- **Instructions**:
1: Return, word for word, the portion of the Western Union anecdotes starting with "When we began" and going on through "her escort. .".
2: Supply the next part of the Western Union anecdotes, picking up after their final sentence.

- **Excerpted passage**:

Mr. Durbin, District Manager once telegraphed all 26 of his offices asking if anyone knew where I was.  I had finished an agency assignment in Northern Ky. and had called him asking where to report the next day.  He said I need you in Harlan, Ky. Monday, I will tell you tomorrow where to report for rest of this week.  I said I will head home. As it was mid afternoon and would take several hours to drive home, he thought I was referring to a hotel.  Instead I drove back to Knoxville, where my mobile home was parked.   I did not have a telephone and kept calling the Knoxville office to see if he had sent me a telegram.  They finally said just go back home and we promise to send a messenger out if you get a telegram from Mr. Durbin.  When I was not registered at any nearby hotel, he sent a telegram to all of his district offices looking for me – Knoxville was a divisional city, so he did not send one there.   For the next year every time I walked into an office the first thing said was “Has Mr. Durbin found you yet?”
 
The FBI once stayed in Bristol, TN. until we closed and at after hour agency until Midnight for 3 days because we had a money order for someone on the most wanted list.  A few days after that, I received a phone call from one of the agents saying “We found the man where we thought he was, but we had let him believe we thought he was in Bristol.  He did not know we knew his Mother was the one who called in the tip to throw us off track after wiring the money.”  We had thought it strange that they had made it obvious who they were by having a car with government license plates in front of office.  
 
When we began selling Santagrams the first year I was in Bristol someone told me that Bob Olson had once sold a Santagram to be sent to a dog.  Now that was a sale.
 
The mayor of Bristol called me one morning asking “Why did someone in a Western Union truck break into the city dump last night.  One of our employees had taken some trash there late in the evening.   Previously it had been left open, but the city had recently began putting a locked chain across the entrance at 5PM.  The employee did not see the chain and had pulled the anchors loose.  Our technicians repaired the damage; the mayor was happy and no one in Western Union management knew of the incident.  Of course they may now find out about it.
 
During the time Mrs. Kline closed the office in Bristol, we did not have to worry about a police escort to the night deposit.  Her husband, the chief of police was her escort. .
 
Western Union
put a rate increase into effect prior to approval.  Bristol had some agents in NC.  The intrastate rate increase was not approved and checks were mailed for the refund.  Several were only for $.05-.10 and most of these were never cashed.
 
A telegraph line went dead in Southwest VA.  The technician reported the cable had been removed.  Ray “Sunshine” Carlson was asked to find out if anyone saw who had stolen the line.  Several people had seen some people in a Western Union truck remove the line.  It turned out the line-gang had removed a line that was still in use.  Another time someone stole several miles of copper line owned by the railroad during a storm with heavy lightning.  The railroad said maybe we should hire whoever stole the wire as none of their employees would have handled copper in that lightning.

- **Dataset extract**:
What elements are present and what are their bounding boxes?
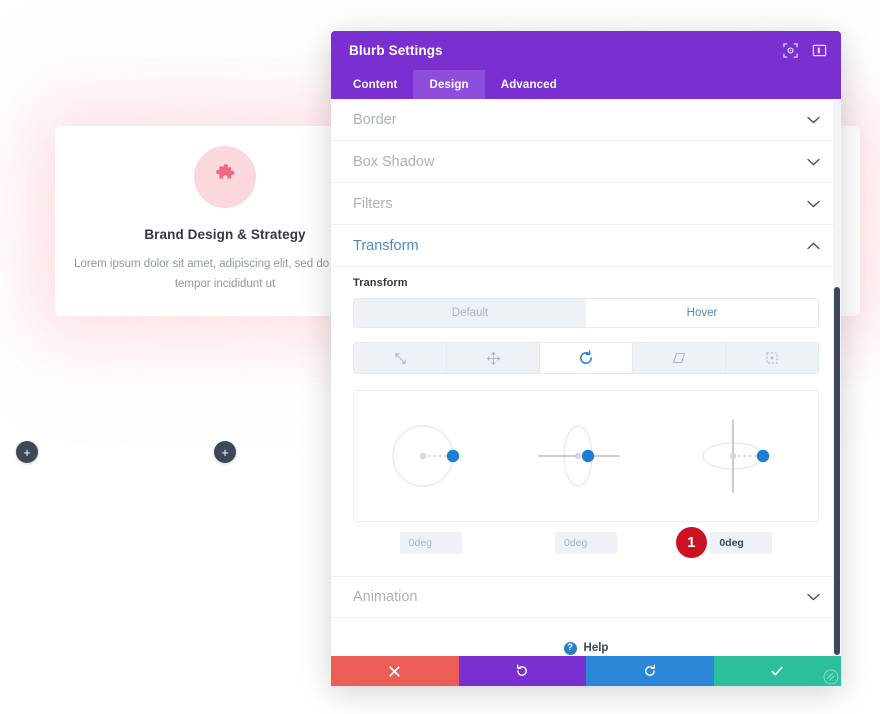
focus-target-icon[interactable] — [783, 43, 798, 58]
chevron-down-icon — [807, 158, 820, 166]
undo-icon — [515, 664, 529, 678]
redo-button[interactable] — [586, 656, 714, 686]
blurb-icon-wrapper — [194, 146, 256, 208]
transform-panel: Transform Default Hover 0deg 0deg 1 0deg — [331, 267, 841, 576]
scale-icon[interactable] — [354, 343, 446, 373]
modal-scrollbar-thumb[interactable] — [834, 287, 840, 655]
section-label: Transform — [353, 237, 419, 254]
chevron-down-icon — [807, 116, 820, 124]
section-label: Animation — [353, 589, 418, 605]
rotate-icon[interactable] — [540, 343, 632, 373]
rotate-z-input[interactable]: 0deg — [399, 532, 462, 554]
tab-design[interactable]: Design — [413, 70, 485, 99]
rotate-y-input[interactable]: 0deg — [554, 532, 617, 554]
chevron-down-icon — [807, 200, 820, 208]
chevron-down-icon — [807, 593, 820, 601]
undo-button[interactable] — [458, 656, 586, 686]
modal-header: Blurb Settings — [331, 31, 841, 70]
help-label: Help — [583, 642, 609, 654]
rotate-y-dial[interactable] — [526, 401, 646, 511]
skew-icon[interactable] — [633, 343, 725, 373]
cancel-button[interactable] — [331, 656, 459, 686]
rotate-z-dial[interactable] — [371, 401, 491, 511]
blurb-settings-modal: Blurb Settings Content Design Advanced B… — [331, 31, 841, 686]
section-animation[interactable]: Animation — [331, 576, 841, 618]
rotate-z-value-cell: 0deg — [353, 532, 508, 554]
rotation-value-row: 0deg 0deg 1 0deg — [353, 527, 819, 558]
save-button[interactable] — [713, 656, 841, 686]
rotate-x-input[interactable]: 0deg — [710, 532, 773, 554]
chevron-up-icon — [807, 242, 820, 250]
close-icon — [388, 665, 401, 678]
modal-header-actions — [783, 31, 827, 70]
rotate-y-value-cell: 0deg — [508, 532, 663, 554]
state-tab-hover[interactable]: Hover — [586, 299, 818, 327]
resize-grip-icon[interactable] — [823, 669, 839, 685]
help-row[interactable]: ? Help — [331, 618, 841, 656]
redo-icon — [643, 664, 657, 678]
section-box-shadow[interactable]: Box Shadow — [331, 141, 841, 183]
transform-state-toggle: Default Hover — [353, 298, 819, 328]
origin-icon[interactable] — [726, 343, 818, 373]
tab-advanced[interactable]: Advanced — [485, 70, 573, 99]
modal-footer — [331, 656, 841, 686]
transform-type-tabs — [353, 342, 819, 374]
section-border[interactable]: Border — [331, 99, 841, 141]
rotate-x-dial[interactable] — [681, 401, 801, 511]
add-module-button-right[interactable]: + — [214, 441, 236, 463]
move-icon[interactable] — [447, 343, 539, 373]
step-badge: 1 — [675, 527, 707, 558]
modal-scrollbar-track[interactable] — [833, 99, 841, 656]
section-label: Border — [353, 111, 397, 128]
modal-body: Border Box Shadow Filters Transform Tran… — [331, 99, 841, 656]
plus-icon: + — [23, 444, 31, 460]
transform-field-label: Transform — [353, 277, 408, 289]
rotation-dial-area — [353, 390, 819, 522]
modal-tab-bar: Content Design Advanced — [331, 70, 841, 99]
screen: Brand Design & Strategy Lorem ipsum dolo… — [0, 0, 880, 714]
panel-layout-icon[interactable] — [812, 43, 827, 58]
section-label: Box Shadow — [353, 153, 435, 170]
section-transform[interactable]: Transform — [331, 225, 841, 267]
puzzle-piece-icon — [212, 162, 238, 193]
plus-icon: + — [221, 444, 229, 460]
rotate-x-value-cell: 1 0deg — [664, 527, 819, 558]
section-label: Filters — [353, 195, 393, 212]
question-mark-icon: ? — [563, 641, 577, 655]
modal-title: Blurb Settings — [349, 43, 443, 58]
tab-content[interactable]: Content — [337, 70, 413, 99]
state-tab-default[interactable]: Default — [354, 299, 586, 327]
add-module-button-left[interactable]: + — [16, 441, 38, 463]
section-filters[interactable]: Filters — [331, 183, 841, 225]
blurb-title: Brand Design & Strategy — [144, 227, 306, 242]
check-icon — [770, 664, 784, 678]
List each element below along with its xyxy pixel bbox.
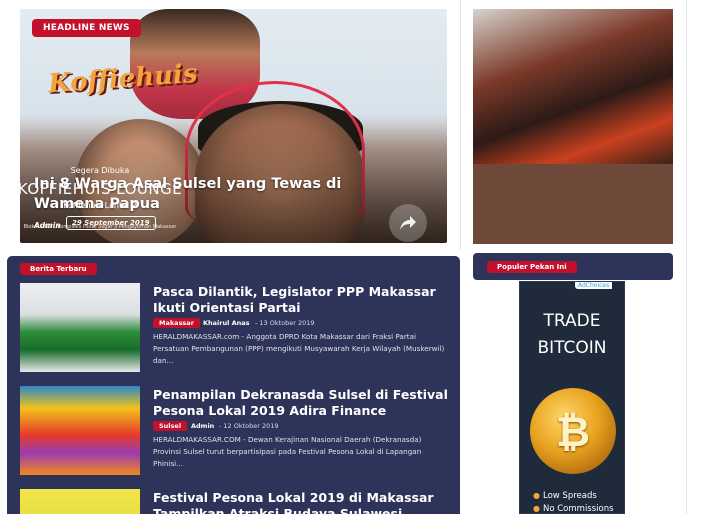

- **Task-by-task answers**:
1:
When we began selling Santagrams the first year I was in Bristol someone told me that Bob Olson had once sold a Santagram to be sent to a dog.  Now that was a sale.
 
The mayor of Bristol called me one morning asking “Why did someone in a Western Union truck break into the city dump last night.  One of our employees had taken some trash there late in the evening.   Previously it had been left open, but the city had recently began putting a locked chain across the entrance at 5PM.  The employee did not see the chain and had pulled the anchors loose.  Our technicians repaired the damage; the mayor was happy and no one in Western Union management knew of the incident.  Of course they may now find out about it.
 
During the time Mrs. Kline closed the office in Bristol, we did not have to worry about a police escort to the night deposit.  Her husband, the chief of police was her escort. .

2:
 
I handled a grievance when President of local 25 for two ladies in Asheville, NC., who were sent home because they wore pants-suits to work  This was possibly the easiest grievance the union ever won.  Then I was told by another employee that she had been refused entrace to a nice restaurant recently because she had a pants-suit on.  Now even Hillary Clinton and Sarah Palin could wear pants-suits while campaigning.
 
I received numerous telephone calls at night because newspaper copy had not been delivered by the midnight deadline.  Usually I could call the switching center and had I sent to the agency immediately, but once when I called, I was told that the articles had been found, our after hour agent called me saying they had been received and a cab has been sent to the newspaper office.  The next morning the reporter came to the office with the articles saying these were delivered this morning and placed on my desk.  Two classified ads for the Sunday’s paper had been delivered – the newspaper copy had not been received until that morning.   The same reporter covered one of Mohammed Ali fights.  (The copy was received without incident).  He told me someone else had written his story.   He went to the restroom at the beginning of fight and on his return it was all over.  Wonder if any of our employees sending the copy happened to blink their eye and miss that fight?     
 
I usually rode a motorcycle to work while manager of the office at Bristol, TN.   Once I made an unexpected call on a customer and used the motorcycle for transportation.  When I returned Mr. Majure, Dist. Mgr. was there.  Mr. Majure said “Western Union Managers do not make calls on motorcycles, motorcycles are for messengers.”  Mr. Majure if you are reading this – that was the only time I ever made a call on customer on a motorcycle.  
 
As district service representative I trained many TELEX and TWX customers in the use of info master.  Amazing how similar info master was to the present day internet.
 
How many of you remember reading telegrams to Railroad agents over the old railroad phones.  How did these ever get delivered accurately?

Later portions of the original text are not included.